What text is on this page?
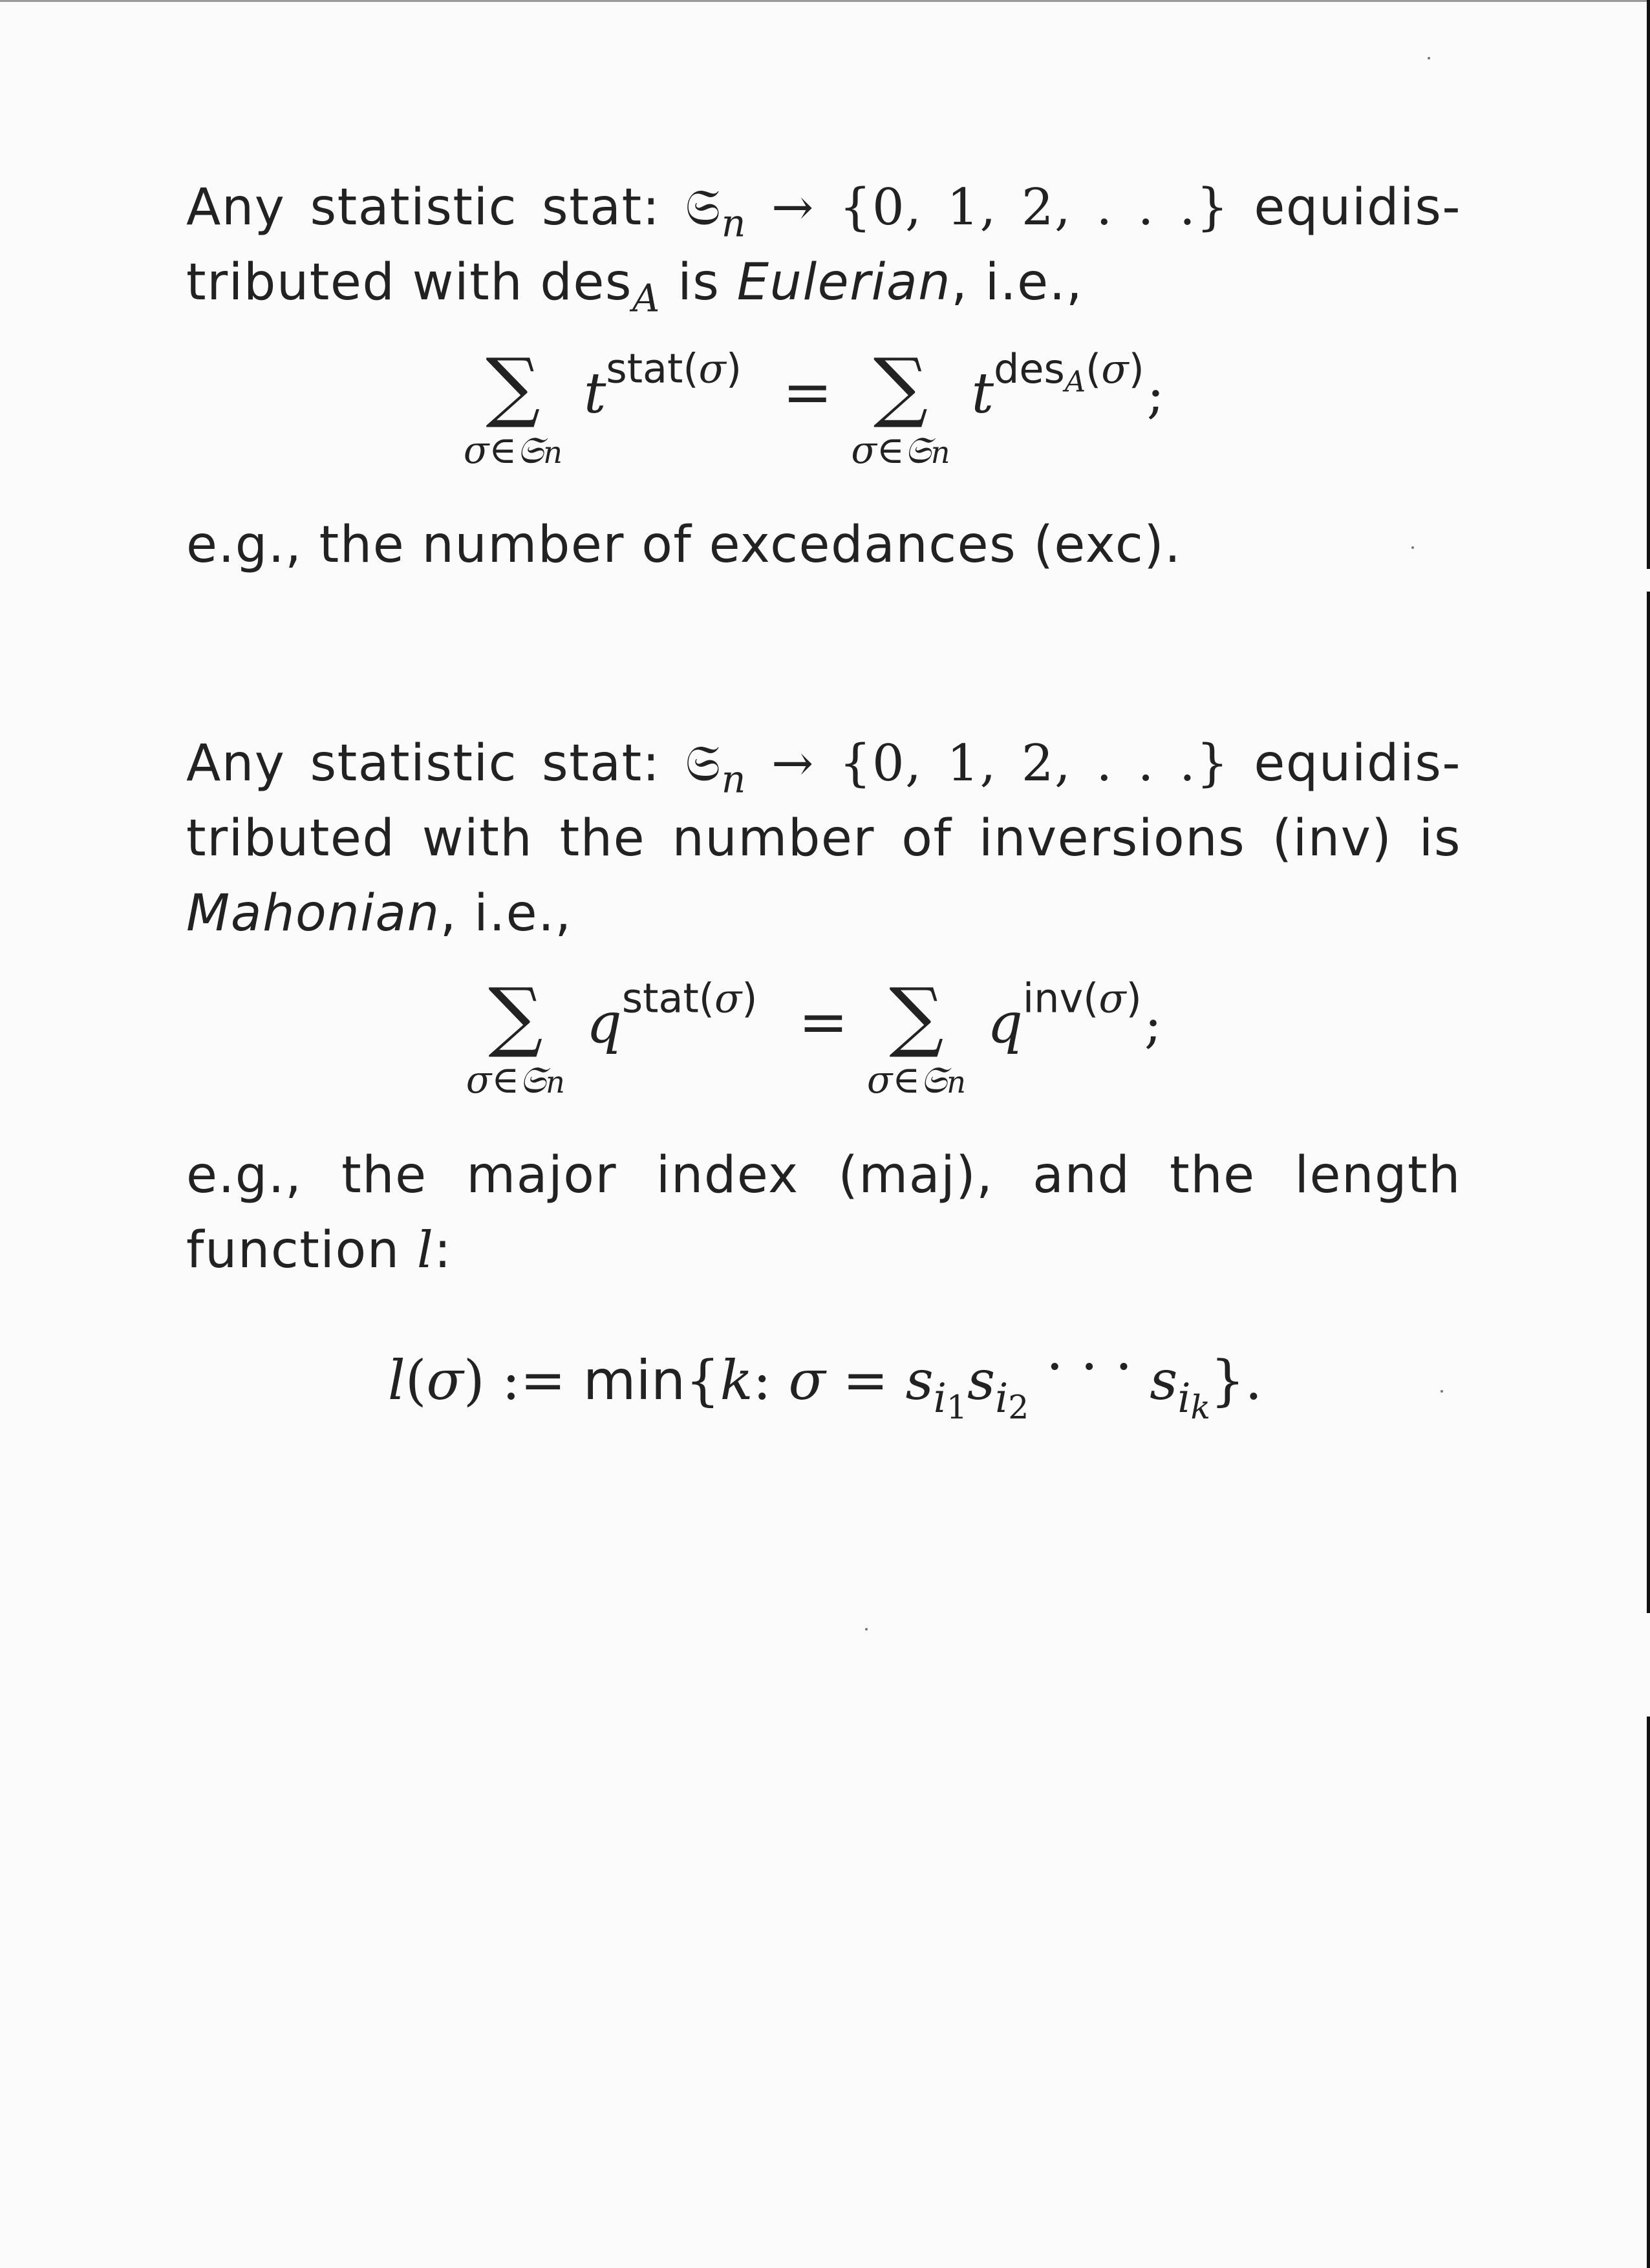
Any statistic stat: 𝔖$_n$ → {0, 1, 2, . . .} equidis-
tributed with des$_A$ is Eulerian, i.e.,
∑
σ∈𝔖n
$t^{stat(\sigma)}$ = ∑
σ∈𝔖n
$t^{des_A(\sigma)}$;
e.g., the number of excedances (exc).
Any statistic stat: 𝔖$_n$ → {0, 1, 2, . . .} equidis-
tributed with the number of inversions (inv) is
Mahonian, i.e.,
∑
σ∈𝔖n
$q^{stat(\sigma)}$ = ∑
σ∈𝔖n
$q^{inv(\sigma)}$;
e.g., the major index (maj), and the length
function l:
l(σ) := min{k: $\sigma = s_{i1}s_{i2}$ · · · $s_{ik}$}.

☆ ☆ ☆

§ **EXERCISE AIM**
All the lines above are to be reproduced exactly, except the pictures.

§ **TASK OUTPUT**
What text is on this page?
Any statistic stat: 𝔖$_n$ → {0, 1, 2, . . .} equidis-
tributed with des$_A$ is Eulerian, i.e.,
∑
σ∈𝔖n
$t^{stat(\sigma)}$ = ∑
σ∈𝔖n
$t^{des_A(\sigma)}$;
e.g., the number of excedances (exc).
Any statistic stat: 𝔖$_n$ → {0, 1, 2, . . .} equidis-
tributed with the number of inversions (inv) is
Mahonian, i.e.,
∑
σ∈𝔖n
$q^{stat(\sigma)}$ = ∑
σ∈𝔖n
$q^{inv(\sigma)}$;
e.g., the major index (maj), and the length
function l:
l(σ) := min{k: $\sigma = s_{i1}s_{i2}$ · · · $s_{ik}$}.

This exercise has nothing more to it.